WHAT TO DO
In the data below, find every line with the string "Validation" and pull it out.
┌─ SUPPLIED RECORDS
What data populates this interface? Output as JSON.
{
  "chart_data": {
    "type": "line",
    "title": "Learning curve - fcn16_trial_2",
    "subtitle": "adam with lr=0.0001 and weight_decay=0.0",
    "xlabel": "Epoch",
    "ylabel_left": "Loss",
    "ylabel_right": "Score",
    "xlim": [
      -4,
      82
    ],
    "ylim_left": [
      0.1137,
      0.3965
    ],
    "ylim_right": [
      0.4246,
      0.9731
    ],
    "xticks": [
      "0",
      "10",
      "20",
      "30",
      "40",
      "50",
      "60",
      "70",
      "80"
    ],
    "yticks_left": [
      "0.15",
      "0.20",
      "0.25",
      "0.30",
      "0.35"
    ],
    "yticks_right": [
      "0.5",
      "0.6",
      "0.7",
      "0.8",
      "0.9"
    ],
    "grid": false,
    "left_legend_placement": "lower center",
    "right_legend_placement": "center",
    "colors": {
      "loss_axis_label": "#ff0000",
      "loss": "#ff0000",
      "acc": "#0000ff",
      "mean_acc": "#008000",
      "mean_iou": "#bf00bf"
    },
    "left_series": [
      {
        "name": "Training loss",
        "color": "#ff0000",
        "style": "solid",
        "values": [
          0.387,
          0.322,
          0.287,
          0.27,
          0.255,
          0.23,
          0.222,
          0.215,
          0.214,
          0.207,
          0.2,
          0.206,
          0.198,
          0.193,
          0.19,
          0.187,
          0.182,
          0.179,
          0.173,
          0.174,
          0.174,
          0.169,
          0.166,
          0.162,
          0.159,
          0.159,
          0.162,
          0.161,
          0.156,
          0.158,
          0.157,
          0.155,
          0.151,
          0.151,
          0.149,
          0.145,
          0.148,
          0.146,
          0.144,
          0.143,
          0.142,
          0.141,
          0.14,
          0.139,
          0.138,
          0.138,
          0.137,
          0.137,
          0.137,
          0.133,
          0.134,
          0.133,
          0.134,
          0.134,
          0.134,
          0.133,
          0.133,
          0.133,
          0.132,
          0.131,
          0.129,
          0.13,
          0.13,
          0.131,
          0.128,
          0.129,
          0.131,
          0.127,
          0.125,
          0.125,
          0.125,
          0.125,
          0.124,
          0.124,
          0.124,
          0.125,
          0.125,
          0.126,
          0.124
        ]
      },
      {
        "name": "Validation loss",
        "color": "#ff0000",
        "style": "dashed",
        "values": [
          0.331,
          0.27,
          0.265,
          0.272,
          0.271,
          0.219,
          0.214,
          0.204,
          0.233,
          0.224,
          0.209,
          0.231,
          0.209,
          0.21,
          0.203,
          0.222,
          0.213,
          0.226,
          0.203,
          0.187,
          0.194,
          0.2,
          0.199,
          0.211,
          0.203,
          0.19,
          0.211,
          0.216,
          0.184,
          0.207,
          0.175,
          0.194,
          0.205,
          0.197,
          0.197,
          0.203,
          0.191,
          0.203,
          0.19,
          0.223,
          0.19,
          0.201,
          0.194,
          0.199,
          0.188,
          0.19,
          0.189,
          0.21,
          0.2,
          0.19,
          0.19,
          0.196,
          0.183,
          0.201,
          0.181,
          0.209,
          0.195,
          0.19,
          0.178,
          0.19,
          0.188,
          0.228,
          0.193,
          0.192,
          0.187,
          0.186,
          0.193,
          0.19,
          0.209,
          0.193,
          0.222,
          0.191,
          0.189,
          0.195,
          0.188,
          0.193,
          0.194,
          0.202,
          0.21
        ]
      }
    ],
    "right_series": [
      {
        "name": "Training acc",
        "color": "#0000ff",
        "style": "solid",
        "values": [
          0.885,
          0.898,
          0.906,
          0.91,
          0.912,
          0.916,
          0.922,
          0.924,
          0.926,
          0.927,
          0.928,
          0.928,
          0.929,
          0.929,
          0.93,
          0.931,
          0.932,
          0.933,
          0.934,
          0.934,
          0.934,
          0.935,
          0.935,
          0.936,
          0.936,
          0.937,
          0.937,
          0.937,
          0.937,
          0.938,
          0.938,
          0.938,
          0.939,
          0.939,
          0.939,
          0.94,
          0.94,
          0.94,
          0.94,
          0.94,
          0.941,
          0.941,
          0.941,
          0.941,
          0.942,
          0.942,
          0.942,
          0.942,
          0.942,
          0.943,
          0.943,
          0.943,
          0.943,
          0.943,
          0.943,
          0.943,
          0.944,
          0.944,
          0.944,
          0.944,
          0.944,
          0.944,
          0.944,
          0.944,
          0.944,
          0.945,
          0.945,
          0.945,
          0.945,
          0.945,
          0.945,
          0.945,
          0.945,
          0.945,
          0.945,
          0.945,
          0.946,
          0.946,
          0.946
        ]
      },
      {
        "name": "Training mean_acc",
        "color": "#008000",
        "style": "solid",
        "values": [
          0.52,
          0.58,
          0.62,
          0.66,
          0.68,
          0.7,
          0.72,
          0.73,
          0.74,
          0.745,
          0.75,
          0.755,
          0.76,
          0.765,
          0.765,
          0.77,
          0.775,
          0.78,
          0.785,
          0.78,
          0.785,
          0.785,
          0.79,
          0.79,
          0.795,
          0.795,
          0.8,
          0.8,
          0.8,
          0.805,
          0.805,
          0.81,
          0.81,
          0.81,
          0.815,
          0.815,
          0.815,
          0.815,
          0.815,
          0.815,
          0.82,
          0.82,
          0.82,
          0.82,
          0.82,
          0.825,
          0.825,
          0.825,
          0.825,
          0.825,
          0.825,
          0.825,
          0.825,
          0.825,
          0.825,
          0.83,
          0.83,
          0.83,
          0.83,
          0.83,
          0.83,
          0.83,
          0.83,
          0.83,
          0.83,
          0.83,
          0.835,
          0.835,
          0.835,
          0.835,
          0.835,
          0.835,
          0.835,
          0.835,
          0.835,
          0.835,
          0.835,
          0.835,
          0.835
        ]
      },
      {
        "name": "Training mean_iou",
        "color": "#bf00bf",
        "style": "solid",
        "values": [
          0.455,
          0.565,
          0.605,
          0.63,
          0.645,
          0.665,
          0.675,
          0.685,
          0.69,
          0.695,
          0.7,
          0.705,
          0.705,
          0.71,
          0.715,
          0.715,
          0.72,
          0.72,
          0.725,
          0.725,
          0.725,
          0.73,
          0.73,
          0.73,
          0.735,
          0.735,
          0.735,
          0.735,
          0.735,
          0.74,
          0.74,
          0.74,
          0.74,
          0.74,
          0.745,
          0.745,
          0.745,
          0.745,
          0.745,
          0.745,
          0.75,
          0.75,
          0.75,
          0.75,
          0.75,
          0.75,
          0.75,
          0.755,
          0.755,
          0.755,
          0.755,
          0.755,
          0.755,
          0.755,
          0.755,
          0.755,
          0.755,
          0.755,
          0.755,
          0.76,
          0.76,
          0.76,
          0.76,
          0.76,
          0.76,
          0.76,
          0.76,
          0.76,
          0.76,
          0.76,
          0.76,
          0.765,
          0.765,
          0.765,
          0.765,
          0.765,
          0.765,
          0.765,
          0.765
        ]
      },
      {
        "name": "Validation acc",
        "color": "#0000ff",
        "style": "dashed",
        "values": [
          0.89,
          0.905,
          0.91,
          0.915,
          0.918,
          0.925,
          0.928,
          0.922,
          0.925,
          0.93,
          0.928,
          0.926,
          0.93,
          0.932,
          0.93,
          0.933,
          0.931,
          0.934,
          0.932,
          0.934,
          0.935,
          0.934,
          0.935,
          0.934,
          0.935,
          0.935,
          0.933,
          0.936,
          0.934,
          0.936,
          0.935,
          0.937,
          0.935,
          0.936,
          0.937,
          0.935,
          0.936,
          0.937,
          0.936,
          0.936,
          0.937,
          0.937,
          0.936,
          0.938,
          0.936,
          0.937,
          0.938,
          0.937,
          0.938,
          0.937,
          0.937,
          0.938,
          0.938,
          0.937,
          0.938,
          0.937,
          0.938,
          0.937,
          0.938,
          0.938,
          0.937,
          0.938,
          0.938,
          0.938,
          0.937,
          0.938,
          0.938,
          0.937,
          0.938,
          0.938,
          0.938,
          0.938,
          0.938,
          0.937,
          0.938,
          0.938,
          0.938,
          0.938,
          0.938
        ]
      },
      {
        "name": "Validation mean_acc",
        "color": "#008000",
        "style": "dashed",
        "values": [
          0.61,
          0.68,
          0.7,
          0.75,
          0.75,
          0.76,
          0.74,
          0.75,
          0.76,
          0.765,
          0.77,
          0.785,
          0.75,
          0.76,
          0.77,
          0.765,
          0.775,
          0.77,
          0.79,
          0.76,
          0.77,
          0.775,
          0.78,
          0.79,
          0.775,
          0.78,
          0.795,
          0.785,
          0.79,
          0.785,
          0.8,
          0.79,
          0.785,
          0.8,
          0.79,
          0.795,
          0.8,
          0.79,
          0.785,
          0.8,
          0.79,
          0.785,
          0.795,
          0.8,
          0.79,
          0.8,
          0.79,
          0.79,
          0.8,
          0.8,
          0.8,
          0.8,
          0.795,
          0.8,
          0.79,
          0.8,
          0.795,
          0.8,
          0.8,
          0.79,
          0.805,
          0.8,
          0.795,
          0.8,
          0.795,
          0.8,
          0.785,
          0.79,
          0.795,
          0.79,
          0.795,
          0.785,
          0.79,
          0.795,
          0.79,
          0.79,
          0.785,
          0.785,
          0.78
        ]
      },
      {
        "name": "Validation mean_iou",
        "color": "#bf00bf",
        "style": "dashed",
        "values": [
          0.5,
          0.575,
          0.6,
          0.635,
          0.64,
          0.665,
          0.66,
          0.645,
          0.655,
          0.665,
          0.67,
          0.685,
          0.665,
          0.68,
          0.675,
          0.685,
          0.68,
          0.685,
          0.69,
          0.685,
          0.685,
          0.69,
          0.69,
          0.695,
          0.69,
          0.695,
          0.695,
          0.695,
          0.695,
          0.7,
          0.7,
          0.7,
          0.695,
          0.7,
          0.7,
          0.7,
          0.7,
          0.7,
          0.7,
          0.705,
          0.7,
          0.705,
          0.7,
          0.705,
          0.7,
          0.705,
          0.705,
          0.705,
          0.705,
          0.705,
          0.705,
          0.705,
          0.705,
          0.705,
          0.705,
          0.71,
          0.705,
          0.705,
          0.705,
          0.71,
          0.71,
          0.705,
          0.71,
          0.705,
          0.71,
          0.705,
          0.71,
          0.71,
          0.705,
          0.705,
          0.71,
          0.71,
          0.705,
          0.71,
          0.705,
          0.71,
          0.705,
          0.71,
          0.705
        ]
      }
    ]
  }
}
└─
ANSWER TO THIS EXERCISE
        "name": "Validation loss",
        "name": "Validation acc",
        "name": "Validation mean_acc",
        "name": "Validation mean_iou",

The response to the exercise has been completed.